- [Instruction]:
Pick out the lines containing "leads".

- [Extracted records]:
%%
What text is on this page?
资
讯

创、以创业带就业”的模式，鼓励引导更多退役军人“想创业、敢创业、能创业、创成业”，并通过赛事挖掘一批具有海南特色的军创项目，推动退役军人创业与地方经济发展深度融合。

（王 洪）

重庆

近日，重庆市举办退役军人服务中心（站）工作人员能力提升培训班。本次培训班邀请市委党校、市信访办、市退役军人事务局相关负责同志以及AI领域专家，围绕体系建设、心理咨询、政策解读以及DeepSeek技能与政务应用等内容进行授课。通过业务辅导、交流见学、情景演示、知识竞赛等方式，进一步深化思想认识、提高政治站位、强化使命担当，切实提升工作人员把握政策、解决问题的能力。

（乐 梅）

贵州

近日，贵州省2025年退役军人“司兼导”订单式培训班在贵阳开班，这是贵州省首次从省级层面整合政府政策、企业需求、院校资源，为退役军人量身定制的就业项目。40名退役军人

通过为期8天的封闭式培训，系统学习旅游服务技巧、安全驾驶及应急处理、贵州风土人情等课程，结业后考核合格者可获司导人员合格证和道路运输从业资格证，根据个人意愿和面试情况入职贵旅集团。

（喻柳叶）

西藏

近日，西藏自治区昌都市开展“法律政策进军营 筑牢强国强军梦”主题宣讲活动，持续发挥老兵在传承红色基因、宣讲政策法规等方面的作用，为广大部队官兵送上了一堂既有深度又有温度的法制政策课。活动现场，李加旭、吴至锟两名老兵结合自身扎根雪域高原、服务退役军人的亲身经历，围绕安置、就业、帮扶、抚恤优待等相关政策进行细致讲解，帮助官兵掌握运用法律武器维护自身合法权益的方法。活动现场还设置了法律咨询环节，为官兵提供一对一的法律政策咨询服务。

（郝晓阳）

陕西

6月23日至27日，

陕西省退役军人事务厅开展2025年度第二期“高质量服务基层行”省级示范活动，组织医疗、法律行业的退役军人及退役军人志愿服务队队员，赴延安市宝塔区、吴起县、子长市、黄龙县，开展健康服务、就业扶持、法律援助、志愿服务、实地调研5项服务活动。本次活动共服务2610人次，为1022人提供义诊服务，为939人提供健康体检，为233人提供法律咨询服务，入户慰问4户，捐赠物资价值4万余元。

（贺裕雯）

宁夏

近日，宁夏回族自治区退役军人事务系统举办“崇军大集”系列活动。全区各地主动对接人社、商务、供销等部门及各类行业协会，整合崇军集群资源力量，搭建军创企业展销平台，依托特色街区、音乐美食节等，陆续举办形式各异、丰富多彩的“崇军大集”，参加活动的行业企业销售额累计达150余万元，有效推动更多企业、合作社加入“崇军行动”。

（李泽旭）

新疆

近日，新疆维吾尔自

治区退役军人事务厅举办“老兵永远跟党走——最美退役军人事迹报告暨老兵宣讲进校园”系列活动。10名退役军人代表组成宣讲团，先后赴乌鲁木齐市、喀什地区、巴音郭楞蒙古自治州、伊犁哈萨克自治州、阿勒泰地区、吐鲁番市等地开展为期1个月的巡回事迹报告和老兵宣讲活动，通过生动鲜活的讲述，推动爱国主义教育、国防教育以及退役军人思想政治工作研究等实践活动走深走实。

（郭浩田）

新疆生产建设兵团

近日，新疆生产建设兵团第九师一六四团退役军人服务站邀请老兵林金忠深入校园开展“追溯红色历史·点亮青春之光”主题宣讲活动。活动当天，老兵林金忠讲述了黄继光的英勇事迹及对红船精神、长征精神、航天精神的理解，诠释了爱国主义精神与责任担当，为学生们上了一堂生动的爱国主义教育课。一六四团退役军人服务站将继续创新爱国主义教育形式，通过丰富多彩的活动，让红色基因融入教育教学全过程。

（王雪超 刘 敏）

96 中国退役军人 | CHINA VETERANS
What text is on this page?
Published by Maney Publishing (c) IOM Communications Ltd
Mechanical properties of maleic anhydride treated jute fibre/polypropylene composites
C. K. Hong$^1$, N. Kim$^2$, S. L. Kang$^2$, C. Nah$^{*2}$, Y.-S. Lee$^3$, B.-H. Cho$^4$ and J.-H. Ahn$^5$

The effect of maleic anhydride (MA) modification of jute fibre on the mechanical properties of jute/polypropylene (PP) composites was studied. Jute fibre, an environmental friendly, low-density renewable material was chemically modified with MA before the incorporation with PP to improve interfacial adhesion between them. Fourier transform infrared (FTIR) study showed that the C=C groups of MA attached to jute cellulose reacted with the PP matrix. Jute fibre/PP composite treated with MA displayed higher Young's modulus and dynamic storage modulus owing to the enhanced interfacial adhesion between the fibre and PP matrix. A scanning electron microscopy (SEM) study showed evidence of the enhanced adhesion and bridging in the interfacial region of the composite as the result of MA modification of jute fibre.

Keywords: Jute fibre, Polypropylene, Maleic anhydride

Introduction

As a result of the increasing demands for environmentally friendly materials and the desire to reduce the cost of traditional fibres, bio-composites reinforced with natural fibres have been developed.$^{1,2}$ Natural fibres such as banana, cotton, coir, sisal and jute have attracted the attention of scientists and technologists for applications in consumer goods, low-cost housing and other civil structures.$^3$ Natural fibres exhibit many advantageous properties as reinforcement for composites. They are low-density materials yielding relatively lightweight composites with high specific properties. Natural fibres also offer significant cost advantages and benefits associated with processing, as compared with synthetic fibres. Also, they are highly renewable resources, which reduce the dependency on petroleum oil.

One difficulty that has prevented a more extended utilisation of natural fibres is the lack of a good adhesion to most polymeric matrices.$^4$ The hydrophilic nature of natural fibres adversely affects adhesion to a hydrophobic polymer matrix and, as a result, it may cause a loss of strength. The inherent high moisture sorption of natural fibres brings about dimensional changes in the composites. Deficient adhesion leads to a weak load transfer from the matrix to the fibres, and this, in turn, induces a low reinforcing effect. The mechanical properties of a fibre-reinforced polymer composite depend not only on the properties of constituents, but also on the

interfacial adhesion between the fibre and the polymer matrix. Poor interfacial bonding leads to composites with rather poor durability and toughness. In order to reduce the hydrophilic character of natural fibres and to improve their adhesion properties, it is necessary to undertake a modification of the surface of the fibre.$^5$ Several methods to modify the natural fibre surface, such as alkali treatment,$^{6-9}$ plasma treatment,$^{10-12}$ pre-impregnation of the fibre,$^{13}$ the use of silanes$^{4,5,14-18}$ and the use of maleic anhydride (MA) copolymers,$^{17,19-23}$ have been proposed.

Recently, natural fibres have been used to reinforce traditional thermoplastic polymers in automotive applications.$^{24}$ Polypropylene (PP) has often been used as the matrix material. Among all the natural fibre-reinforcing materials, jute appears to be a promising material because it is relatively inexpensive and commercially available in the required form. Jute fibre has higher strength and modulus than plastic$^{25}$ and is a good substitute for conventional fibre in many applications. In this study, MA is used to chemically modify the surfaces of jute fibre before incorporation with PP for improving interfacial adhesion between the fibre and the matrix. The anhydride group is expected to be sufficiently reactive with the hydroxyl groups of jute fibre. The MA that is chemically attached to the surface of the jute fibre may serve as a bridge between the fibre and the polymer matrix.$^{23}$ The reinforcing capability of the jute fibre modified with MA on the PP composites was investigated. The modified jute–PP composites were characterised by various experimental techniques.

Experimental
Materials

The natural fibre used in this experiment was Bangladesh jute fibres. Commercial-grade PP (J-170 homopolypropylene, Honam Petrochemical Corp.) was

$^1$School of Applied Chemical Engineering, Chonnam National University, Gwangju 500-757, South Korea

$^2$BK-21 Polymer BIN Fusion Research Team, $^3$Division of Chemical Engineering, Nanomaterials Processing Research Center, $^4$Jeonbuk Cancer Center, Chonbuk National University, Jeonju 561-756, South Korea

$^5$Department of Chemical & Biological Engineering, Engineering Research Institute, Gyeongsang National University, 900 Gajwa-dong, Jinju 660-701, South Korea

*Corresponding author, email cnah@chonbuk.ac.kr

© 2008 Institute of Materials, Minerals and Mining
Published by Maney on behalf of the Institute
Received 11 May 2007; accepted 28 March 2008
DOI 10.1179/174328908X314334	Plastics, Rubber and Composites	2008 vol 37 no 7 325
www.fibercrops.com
%%
- [Solution to this exercise]:
One difficulty that has prevented a more extended utilisation of natural fibres is the lack of a good adhesion to most polymeric matrices.$^4$ The hydrophilic nature of natural fibres adversely affects adhesion to a hydrophobic polymer matrix and, as a result, it may cause a loss of strength. The inherent high moisture sorption of natural fibres brings about dimensional changes in the composites. Deficient adhesion leads to a weak load transfer from the matrix to the fibres, and this, in turn, induces a low reinforcing effect. The mechanical properties of a fibre-reinforced polymer composite depend not only on the properties of constituents, but also on the
interfacial adhesion between the fibre and the polymer matrix. Poor interfacial bonding leads to composites with rather poor durability and toughness. In order to reduce the hydrophilic character of natural fibres and to improve their adhesion properties, it is necessary to undertake a modification of the surface of the fibre.$^5$ Several methods to modify the natural fibre surface, such as alkali treatment,$^{6-9}$ plasma treatment,$^{10-12}$ pre-impregnation of the fibre,$^{13}$ the use of silanes$^{4,5,14-18}$ and the use of maleic anhydride (MA) copolymers,$^{17,19-23}$ have been proposed.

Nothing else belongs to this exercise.